- [DATASET RECORDS]
________

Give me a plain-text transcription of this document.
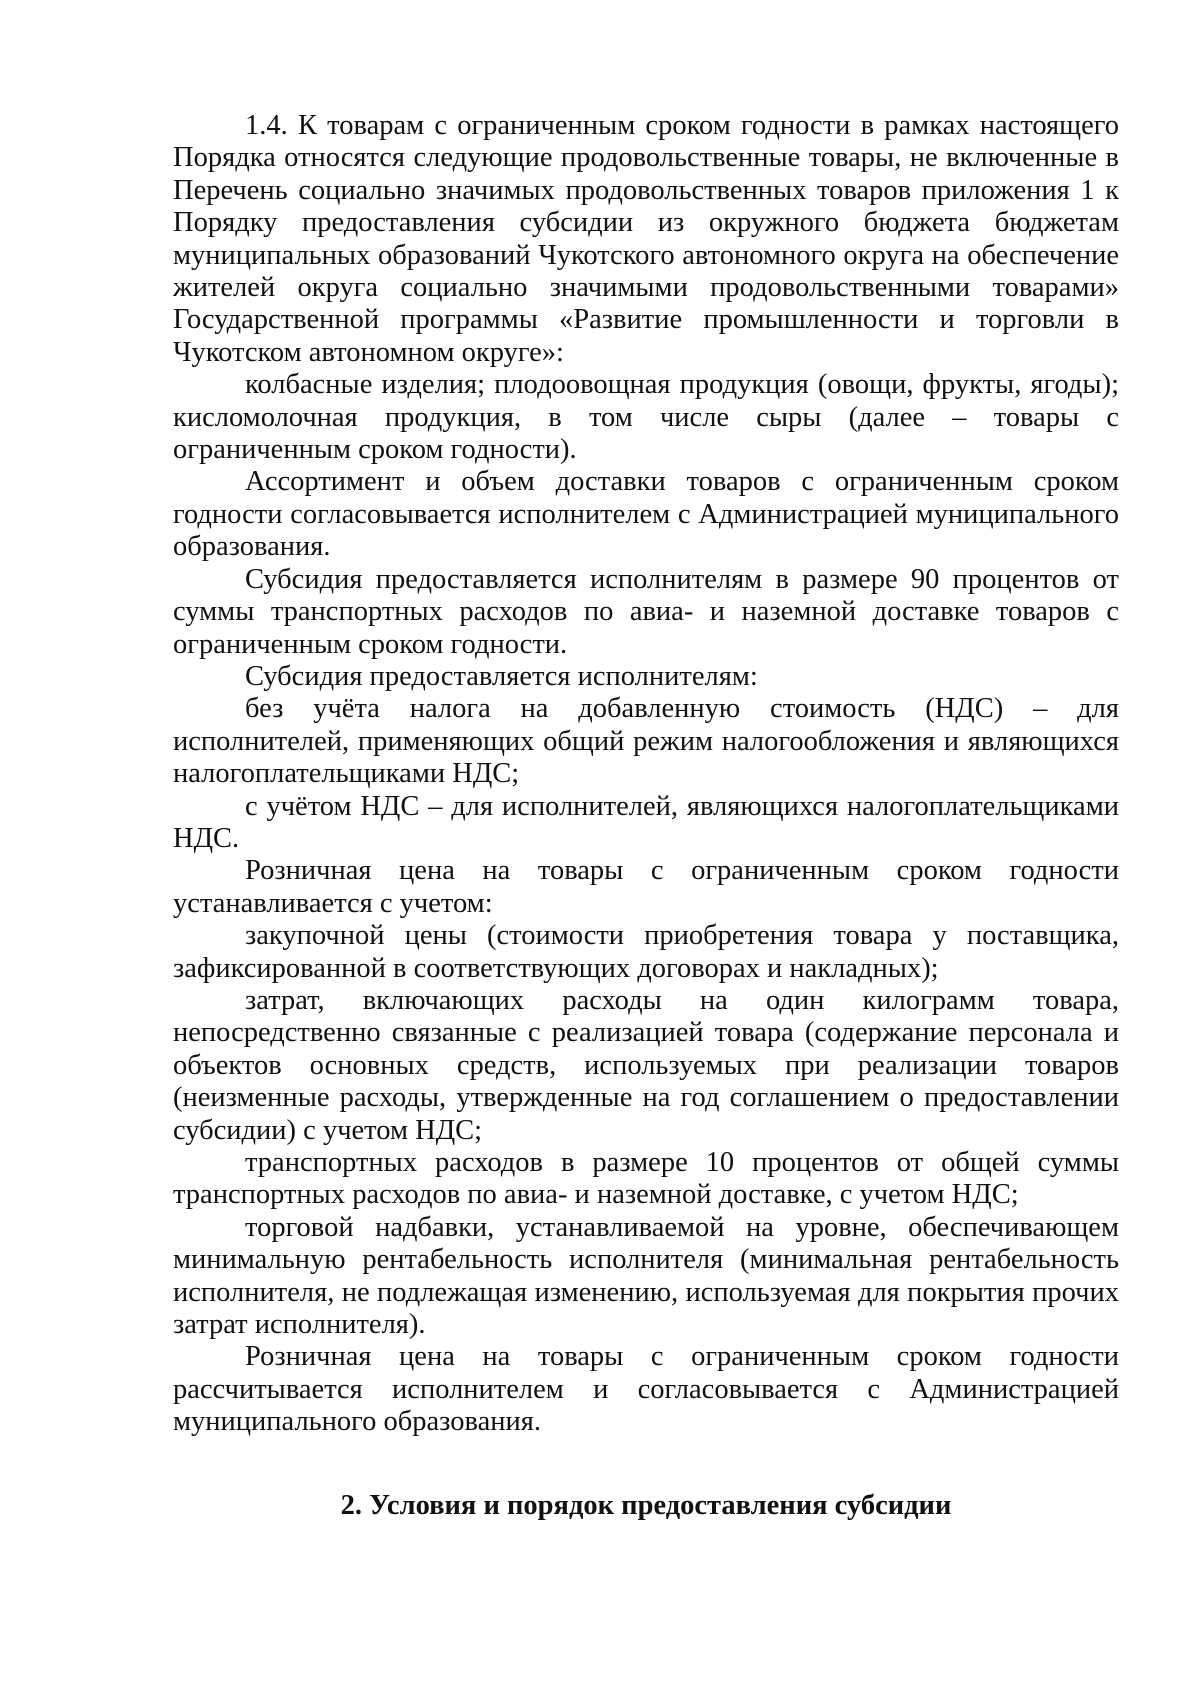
1.4. К товарам с ограниченным сроком годности в рамках настоящего Порядка относятся следующие продовольственные товары, не включенные в Перечень социально значимых продовольственных товаров приложения 1 к Порядку предоставления субсидии из окружного бюджета бюджетам муниципальных образований Чукотского автономного округа на обеспечение жителей округа социально значимыми продовольственными товарами» Государственной программы «Развитие промышленности и торговли в Чукотском автономном округе»:

колбасные изделия; плодоовощная продукция (овощи, фрукты, ягоды); кисломолочная продукция, в том числе сыры (далее – товары с ограниченным сроком годности).

Ассортимент и объем доставки товаров с ограниченным сроком годности согласовывается исполнителем с Администрацией муниципального образования.

Субсидия предоставляется исполнителям в размере 90 процентов от суммы транспортных расходов по авиа- и наземной доставке товаров с ограниченным сроком годности.

Субсидия предоставляется исполнителям:

без учёта налога на добавленную стоимость (НДС) – для исполнителей, применяющих общий режим налогообложения и являющихся налогоплательщиками НДС;

с учётом НДС – для исполнителей, являющихся налогоплательщиками НДС.

Розничная цена на товары с ограниченным сроком годности устанавливается с учетом:

закупочной цены (стоимости приобретения товара у поставщика, зафиксированной в соответствующих договорах и накладных);

затрат, включающих расходы на один килограмм товара, непосредственно связанные с реализацией товара (содержание персонала и объектов основных средств, используемых при реализации товаров (неизменные расходы, утвержденные на год соглашением о предоставлении субсидии) с учетом НДС;

транспортных расходов в размере 10 процентов от общей суммы транспортных расходов по авиа- и наземной доставке, с учетом НДС;

торговой надбавки, устанавливаемой на уровне, обеспечивающем минимальную рентабельность исполнителя (минимальная рентабельность исполнителя, не подлежащая изменению, используемая для покрытия прочих затрат исполнителя).

Розничная цена на товары с ограниченным сроком годности рассчитывается исполнителем и согласовывается с Администрацией муниципального образования.

2. Условия и порядок предоставления субсидии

________

- [PROBLEM TO WORK ON]
Write out the material above again, word for word, minus its pictures.

- [TASK OUTPUT]
Give me a plain-text transcription of this document.
1.4. К товарам с ограниченным сроком годности в рамках настоящего Порядка относятся следующие продовольственные товары, не включенные в Перечень социально значимых продовольственных товаров приложения 1 к Порядку предоставления субсидии из окружного бюджета бюджетам муниципальных образований Чукотского автономного округа на обеспечение жителей округа социально значимыми продовольственными товарами» Государственной программы «Развитие промышленности и торговли в Чукотском автономном округе»:

колбасные изделия; плодоовощная продукция (овощи, фрукты, ягоды); кисломолочная продукция, в том числе сыры (далее – товары с ограниченным сроком годности).

Ассортимент и объем доставки товаров с ограниченным сроком годности согласовывается исполнителем с Администрацией муниципального образования.

Субсидия предоставляется исполнителям в размере 90 процентов от суммы транспортных расходов по авиа- и наземной доставке товаров с ограниченным сроком годности.

Субсидия предоставляется исполнителям:

без учёта налога на добавленную стоимость (НДС) – для исполнителей, применяющих общий режим налогообложения и являющихся налогоплательщиками НДС;

с учётом НДС – для исполнителей, являющихся налогоплательщиками НДС.

Розничная цена на товары с ограниченным сроком годности устанавливается с учетом:

закупочной цены (стоимости приобретения товара у поставщика, зафиксированной в соответствующих договорах и накладных);

затрат, включающих расходы на один килограмм товара, непосредственно связанные с реализацией товара (содержание персонала и объектов основных средств, используемых при реализации товаров (неизменные расходы, утвержденные на год соглашением о предоставлении субсидии) с учетом НДС;

транспортных расходов в размере 10 процентов от общей суммы транспортных расходов по авиа- и наземной доставке, с учетом НДС;

торговой надбавки, устанавливаемой на уровне, обеспечивающем минимальную рентабельность исполнителя (минимальная рентабельность исполнителя, не подлежащая изменению, используемая для покрытия прочих затрат исполнителя).

Розничная цена на товары с ограниченным сроком годности рассчитывается исполнителем и согласовывается с Администрацией муниципального образования.

2. Условия и порядок предоставления субсидии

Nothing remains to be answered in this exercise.